▸ The exercise: List every line below containing "name".

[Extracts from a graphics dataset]
▬▬▬▬▬▬▬▬▬▬
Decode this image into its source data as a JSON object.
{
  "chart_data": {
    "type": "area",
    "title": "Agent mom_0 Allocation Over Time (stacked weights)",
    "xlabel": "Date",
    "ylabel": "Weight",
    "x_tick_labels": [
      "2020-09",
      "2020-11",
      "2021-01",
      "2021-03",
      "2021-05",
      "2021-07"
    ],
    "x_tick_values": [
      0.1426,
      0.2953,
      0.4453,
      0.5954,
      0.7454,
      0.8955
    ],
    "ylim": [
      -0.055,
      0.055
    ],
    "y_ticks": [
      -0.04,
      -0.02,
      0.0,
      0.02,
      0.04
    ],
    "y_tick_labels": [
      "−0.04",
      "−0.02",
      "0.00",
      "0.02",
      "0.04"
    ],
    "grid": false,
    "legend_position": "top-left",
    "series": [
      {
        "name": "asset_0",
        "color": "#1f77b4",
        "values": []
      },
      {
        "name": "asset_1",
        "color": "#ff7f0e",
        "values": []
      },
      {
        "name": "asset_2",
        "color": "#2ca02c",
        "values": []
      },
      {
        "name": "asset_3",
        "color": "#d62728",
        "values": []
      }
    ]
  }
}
▬▬▬▬▬▬▬▬▬▬
▸ Response to this task:
        "name": "asset_0",
        "name": "asset_1",
        "name": "asset_2",
        "name": "asset_3",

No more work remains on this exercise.